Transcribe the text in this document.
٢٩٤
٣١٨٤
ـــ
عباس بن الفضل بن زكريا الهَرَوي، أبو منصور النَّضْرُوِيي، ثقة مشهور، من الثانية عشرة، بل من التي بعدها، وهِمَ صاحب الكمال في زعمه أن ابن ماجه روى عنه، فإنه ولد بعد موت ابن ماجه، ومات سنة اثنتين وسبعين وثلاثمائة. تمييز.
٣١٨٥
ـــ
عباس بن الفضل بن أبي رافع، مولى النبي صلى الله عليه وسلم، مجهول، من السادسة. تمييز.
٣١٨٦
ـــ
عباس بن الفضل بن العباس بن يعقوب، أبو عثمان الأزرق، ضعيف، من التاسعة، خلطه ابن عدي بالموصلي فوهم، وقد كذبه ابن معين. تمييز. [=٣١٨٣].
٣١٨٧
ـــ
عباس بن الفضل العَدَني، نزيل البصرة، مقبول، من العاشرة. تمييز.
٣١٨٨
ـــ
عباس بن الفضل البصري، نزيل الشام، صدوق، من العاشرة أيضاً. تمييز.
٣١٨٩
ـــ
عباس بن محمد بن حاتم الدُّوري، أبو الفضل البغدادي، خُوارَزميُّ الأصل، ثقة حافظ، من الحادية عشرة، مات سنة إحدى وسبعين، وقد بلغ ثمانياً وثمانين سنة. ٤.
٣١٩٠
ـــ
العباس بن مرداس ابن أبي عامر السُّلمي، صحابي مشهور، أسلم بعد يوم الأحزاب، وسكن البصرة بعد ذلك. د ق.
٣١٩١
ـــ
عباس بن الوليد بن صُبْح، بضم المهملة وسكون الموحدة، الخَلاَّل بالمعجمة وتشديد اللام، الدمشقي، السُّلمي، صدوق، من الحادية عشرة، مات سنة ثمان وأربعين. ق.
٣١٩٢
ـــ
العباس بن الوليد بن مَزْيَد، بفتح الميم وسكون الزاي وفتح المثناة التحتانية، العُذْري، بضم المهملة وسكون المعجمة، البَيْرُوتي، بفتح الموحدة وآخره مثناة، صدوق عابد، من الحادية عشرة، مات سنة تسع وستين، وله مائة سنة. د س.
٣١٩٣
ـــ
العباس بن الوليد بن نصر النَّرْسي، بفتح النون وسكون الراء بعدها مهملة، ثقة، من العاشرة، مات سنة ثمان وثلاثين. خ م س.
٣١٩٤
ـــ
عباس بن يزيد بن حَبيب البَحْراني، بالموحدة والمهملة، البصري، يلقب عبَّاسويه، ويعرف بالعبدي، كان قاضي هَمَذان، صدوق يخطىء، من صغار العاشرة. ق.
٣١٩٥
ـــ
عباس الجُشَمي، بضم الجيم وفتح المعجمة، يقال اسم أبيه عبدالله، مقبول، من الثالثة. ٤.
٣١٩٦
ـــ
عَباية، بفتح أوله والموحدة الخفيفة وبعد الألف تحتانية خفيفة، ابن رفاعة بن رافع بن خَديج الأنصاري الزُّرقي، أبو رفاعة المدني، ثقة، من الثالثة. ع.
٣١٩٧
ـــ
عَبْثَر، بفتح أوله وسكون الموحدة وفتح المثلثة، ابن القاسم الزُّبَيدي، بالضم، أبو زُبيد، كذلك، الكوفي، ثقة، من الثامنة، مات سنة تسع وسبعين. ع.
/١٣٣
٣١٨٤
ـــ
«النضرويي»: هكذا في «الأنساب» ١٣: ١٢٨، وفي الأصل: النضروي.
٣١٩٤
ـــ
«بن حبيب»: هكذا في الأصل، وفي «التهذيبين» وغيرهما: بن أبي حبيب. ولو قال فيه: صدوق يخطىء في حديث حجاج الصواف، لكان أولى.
--------------------------------
Exercise task:
Output the listing above exactly as it appears.

The answer:
Transcribe the text in this document.
٢٩٤
٣١٨٤
ـــ
عباس بن الفضل بن زكريا الهَرَوي، أبو منصور النَّضْرُوِيي، ثقة مشهور، من الثانية عشرة، بل من التي بعدها، وهِمَ صاحب الكمال في زعمه أن ابن ماجه روى عنه، فإنه ولد بعد موت ابن ماجه، ومات سنة اثنتين وسبعين وثلاثمائة. تمييز.
٣١٨٥
ـــ
عباس بن الفضل بن أبي رافع، مولى النبي صلى الله عليه وسلم، مجهول، من السادسة. تمييز.
٣١٨٦
ـــ
عباس بن الفضل بن العباس بن يعقوب، أبو عثمان الأزرق، ضعيف، من التاسعة، خلطه ابن عدي بالموصلي فوهم، وقد كذبه ابن معين. تمييز. [=٣١٨٣].
٣١٨٧
ـــ
عباس بن الفضل العَدَني، نزيل البصرة، مقبول، من العاشرة. تمييز.
٣١٨٨
ـــ
عباس بن الفضل البصري، نزيل الشام، صدوق، من العاشرة أيضاً. تمييز.
٣١٨٩
ـــ
عباس بن محمد بن حاتم الدُّوري، أبو الفضل البغدادي، خُوارَزميُّ الأصل، ثقة حافظ، من الحادية عشرة، مات سنة إحدى وسبعين، وقد بلغ ثمانياً وثمانين سنة. ٤.
٣١٩٠
ـــ
العباس بن مرداس ابن أبي عامر السُّلمي، صحابي مشهور، أسلم بعد يوم الأحزاب، وسكن البصرة بعد ذلك. د ق.
٣١٩١
ـــ
عباس بن الوليد بن صُبْح، بضم المهملة وسكون الموحدة، الخَلاَّل بالمعجمة وتشديد اللام، الدمشقي، السُّلمي، صدوق، من الحادية عشرة، مات سنة ثمان وأربعين. ق.
٣١٩٢
ـــ
العباس بن الوليد بن مَزْيَد، بفتح الميم وسكون الزاي وفتح المثناة التحتانية، العُذْري، بضم المهملة وسكون المعجمة، البَيْرُوتي، بفتح الموحدة وآخره مثناة، صدوق عابد، من الحادية عشرة، مات سنة تسع وستين، وله مائة سنة. د س.
٣١٩٣
ـــ
العباس بن الوليد بن نصر النَّرْسي، بفتح النون وسكون الراء بعدها مهملة، ثقة، من العاشرة، مات سنة ثمان وثلاثين. خ م س.
٣١٩٤
ـــ
عباس بن يزيد بن حَبيب البَحْراني، بالموحدة والمهملة، البصري، يلقب عبَّاسويه، ويعرف بالعبدي، كان قاضي هَمَذان، صدوق يخطىء، من صغار العاشرة. ق.
٣١٩٥
ـــ
عباس الجُشَمي، بضم الجيم وفتح المعجمة، يقال اسم أبيه عبدالله، مقبول، من الثالثة. ٤.
٣١٩٦
ـــ
عَباية، بفتح أوله والموحدة الخفيفة وبعد الألف تحتانية خفيفة، ابن رفاعة بن رافع بن خَديج الأنصاري الزُّرقي، أبو رفاعة المدني، ثقة، من الثالثة. ع.
٣١٩٧
ـــ
عَبْثَر، بفتح أوله وسكون الموحدة وفتح المثلثة، ابن القاسم الزُّبَيدي، بالضم، أبو زُبيد، كذلك، الكوفي، ثقة، من الثامنة، مات سنة تسع وسبعين. ع.
/١٣٣
٣١٨٤
ـــ
«النضرويي»: هكذا في «الأنساب» ١٣: ١٢٨، وفي الأصل: النضروي.
٣١٩٤
ـــ
«بن حبيب»: هكذا في الأصل، وفي «التهذيبين» وغيرهما: بن أبي حبيب. ولو قال فيه: صدوق يخطىء في حديث حجاج الصواف، لكان أولى.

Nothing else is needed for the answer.